STATED PROBLEM
Your task is to locate every line holding the string "value" and to copy each of them.

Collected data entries
[start]

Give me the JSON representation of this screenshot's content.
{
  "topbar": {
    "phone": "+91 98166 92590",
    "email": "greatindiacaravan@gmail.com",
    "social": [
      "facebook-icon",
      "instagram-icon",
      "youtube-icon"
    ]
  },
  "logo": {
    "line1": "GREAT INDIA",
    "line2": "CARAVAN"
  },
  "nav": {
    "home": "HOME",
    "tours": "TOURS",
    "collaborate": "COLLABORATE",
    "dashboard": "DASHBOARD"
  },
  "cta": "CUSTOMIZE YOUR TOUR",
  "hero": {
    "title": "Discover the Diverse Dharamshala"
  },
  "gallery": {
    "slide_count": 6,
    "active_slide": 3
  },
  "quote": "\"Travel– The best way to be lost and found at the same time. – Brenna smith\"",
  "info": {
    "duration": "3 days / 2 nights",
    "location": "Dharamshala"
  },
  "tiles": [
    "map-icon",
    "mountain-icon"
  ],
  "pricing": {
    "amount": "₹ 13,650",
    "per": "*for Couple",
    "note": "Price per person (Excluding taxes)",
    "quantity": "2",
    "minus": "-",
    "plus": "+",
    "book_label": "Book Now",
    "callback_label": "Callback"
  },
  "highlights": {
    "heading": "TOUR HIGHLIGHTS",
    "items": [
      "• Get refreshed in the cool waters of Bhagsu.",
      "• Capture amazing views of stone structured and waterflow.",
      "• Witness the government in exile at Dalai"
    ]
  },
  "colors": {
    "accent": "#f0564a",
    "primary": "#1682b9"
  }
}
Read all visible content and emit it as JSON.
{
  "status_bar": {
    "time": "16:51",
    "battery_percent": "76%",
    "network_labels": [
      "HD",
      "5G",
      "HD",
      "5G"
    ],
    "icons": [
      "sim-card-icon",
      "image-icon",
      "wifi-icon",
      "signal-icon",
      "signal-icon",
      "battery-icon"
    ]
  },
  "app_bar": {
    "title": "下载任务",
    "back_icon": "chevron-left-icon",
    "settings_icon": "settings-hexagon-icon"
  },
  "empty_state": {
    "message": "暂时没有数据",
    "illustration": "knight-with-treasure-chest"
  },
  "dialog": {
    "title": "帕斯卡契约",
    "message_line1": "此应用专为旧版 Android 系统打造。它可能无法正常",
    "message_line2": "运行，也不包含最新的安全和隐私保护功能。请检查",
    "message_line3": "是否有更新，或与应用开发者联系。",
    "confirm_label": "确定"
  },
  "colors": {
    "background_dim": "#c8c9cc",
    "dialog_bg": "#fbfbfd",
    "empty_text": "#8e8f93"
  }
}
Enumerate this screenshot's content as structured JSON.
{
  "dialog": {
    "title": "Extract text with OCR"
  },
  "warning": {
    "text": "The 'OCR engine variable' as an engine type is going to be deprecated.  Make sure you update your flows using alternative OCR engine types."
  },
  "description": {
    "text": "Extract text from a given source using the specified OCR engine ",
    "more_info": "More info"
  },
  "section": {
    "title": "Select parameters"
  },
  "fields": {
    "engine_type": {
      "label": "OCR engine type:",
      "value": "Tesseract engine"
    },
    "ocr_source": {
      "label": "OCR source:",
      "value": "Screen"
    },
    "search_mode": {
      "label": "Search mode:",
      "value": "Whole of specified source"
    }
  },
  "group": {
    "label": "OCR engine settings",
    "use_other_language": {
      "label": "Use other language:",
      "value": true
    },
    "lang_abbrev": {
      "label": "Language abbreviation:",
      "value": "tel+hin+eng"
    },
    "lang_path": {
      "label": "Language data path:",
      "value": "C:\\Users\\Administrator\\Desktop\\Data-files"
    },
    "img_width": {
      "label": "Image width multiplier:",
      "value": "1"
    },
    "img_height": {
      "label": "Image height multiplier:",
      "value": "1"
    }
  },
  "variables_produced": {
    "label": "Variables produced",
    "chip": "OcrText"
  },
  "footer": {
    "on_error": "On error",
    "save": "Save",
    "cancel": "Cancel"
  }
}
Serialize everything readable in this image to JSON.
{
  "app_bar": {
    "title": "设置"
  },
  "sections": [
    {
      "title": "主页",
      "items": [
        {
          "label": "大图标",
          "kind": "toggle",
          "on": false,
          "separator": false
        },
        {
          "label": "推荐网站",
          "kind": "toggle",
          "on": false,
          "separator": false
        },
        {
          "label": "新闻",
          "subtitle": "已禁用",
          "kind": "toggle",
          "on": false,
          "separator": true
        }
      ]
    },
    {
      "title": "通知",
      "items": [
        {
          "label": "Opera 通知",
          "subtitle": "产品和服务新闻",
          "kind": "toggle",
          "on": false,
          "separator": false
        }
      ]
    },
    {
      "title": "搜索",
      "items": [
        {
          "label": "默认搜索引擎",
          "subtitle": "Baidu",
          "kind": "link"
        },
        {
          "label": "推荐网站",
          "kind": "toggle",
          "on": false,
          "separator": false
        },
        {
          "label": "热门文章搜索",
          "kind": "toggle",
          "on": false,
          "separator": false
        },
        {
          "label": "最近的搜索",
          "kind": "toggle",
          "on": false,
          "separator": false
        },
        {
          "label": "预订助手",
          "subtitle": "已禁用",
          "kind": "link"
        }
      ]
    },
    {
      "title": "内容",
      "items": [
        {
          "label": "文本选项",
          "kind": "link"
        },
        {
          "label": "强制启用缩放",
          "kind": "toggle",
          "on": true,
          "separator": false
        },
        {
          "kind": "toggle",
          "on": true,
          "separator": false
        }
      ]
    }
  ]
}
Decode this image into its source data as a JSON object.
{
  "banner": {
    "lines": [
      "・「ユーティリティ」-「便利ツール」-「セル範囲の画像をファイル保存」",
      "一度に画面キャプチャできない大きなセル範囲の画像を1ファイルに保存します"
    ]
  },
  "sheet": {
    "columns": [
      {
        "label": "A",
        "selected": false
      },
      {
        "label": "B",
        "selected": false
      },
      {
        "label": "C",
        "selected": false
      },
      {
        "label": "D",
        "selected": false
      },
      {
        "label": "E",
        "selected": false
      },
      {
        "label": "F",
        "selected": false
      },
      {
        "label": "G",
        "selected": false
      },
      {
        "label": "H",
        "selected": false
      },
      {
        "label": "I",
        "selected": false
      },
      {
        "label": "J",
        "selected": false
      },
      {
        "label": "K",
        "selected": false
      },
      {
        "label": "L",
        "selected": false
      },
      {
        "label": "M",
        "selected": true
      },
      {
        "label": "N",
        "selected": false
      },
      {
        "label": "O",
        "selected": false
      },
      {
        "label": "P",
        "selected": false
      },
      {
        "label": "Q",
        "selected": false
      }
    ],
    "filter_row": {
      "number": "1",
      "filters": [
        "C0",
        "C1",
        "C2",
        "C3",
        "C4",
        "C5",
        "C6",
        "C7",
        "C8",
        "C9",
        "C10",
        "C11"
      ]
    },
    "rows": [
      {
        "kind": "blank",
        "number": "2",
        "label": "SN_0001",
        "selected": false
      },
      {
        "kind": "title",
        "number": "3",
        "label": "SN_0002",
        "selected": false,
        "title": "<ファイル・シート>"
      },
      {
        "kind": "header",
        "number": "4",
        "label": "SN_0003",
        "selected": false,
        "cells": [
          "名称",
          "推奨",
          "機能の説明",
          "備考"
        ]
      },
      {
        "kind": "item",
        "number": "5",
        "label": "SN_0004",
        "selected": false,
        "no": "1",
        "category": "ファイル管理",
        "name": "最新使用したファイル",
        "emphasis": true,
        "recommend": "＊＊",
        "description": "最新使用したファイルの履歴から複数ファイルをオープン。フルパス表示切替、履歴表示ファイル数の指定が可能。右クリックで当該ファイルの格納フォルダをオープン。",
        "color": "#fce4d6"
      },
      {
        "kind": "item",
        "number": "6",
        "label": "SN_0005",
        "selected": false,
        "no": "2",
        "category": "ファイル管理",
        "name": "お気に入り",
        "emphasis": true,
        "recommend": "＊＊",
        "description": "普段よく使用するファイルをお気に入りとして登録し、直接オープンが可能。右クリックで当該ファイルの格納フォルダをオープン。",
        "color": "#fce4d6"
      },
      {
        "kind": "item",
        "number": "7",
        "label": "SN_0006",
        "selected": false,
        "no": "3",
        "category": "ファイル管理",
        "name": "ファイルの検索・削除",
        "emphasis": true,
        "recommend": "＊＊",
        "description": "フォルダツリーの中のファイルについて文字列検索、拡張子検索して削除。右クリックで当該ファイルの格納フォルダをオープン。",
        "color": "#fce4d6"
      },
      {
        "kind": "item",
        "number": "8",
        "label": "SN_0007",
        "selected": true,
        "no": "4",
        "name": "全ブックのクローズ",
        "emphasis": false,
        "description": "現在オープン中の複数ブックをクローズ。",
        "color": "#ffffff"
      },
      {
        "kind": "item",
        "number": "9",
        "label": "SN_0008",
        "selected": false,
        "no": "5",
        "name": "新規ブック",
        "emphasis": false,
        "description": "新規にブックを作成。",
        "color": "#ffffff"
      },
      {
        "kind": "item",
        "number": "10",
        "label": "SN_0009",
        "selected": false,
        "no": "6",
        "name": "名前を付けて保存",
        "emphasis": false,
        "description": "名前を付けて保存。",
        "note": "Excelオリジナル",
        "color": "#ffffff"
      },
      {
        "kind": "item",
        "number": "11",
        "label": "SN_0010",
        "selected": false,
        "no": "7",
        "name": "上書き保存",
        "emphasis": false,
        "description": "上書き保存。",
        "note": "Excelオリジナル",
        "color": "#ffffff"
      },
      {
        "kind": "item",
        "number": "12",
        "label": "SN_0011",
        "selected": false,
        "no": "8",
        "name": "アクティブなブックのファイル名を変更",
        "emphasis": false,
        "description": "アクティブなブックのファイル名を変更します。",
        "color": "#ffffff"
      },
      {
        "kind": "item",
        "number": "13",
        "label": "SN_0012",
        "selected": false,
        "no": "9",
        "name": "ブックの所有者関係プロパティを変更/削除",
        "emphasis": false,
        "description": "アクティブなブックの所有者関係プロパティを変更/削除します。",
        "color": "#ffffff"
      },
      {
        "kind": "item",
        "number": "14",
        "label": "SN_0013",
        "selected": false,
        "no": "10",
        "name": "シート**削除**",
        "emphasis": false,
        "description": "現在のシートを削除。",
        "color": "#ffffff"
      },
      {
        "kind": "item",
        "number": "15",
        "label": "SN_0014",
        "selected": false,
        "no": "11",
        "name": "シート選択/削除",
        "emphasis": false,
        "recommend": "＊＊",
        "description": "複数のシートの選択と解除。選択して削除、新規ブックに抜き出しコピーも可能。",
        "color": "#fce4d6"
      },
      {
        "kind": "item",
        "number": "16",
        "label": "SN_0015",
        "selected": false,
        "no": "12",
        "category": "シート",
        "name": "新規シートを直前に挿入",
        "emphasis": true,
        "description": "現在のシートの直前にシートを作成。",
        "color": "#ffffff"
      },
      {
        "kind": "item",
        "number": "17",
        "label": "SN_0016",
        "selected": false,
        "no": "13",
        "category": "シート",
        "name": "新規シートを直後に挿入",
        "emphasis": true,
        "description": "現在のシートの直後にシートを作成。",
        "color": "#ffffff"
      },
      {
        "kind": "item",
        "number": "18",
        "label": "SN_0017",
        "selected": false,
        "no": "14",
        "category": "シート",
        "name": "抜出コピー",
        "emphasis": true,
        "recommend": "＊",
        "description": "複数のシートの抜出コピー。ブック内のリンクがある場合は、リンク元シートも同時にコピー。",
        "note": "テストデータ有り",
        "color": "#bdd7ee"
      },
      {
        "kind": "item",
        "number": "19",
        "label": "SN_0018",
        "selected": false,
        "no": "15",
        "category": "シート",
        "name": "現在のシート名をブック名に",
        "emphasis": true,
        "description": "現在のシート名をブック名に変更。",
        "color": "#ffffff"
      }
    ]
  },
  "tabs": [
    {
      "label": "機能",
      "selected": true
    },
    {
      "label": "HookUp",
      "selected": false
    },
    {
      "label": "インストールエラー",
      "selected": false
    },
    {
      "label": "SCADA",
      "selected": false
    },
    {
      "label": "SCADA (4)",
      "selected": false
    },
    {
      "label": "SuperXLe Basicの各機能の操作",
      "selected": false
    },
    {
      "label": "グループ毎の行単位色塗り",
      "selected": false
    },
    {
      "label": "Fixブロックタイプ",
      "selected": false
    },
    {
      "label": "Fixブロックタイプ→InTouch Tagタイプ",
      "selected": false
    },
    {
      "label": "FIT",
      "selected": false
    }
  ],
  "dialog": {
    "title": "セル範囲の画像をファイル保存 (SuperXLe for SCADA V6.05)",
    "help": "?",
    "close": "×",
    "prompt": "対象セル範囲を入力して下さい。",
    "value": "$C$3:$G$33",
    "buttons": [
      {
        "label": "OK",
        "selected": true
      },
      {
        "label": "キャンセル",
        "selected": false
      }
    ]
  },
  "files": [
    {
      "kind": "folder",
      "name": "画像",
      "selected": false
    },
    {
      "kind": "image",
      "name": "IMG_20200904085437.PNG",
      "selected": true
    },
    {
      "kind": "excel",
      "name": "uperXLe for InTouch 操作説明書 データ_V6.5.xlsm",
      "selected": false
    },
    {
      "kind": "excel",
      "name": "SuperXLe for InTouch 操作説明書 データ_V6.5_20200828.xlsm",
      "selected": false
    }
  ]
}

[end]

EXERCISE OUTPUT
      "value": "Tesseract engine"
      "value": "Screen"
      "value": "Whole of specified source"
      "value": true
      "value": "tel+hin+eng"
      "value": "C:\\Users\\Administrator\\Desktop\\Data-files"
      "value": "1"
      "value": "1"
    "value": "$C$3:$G$33",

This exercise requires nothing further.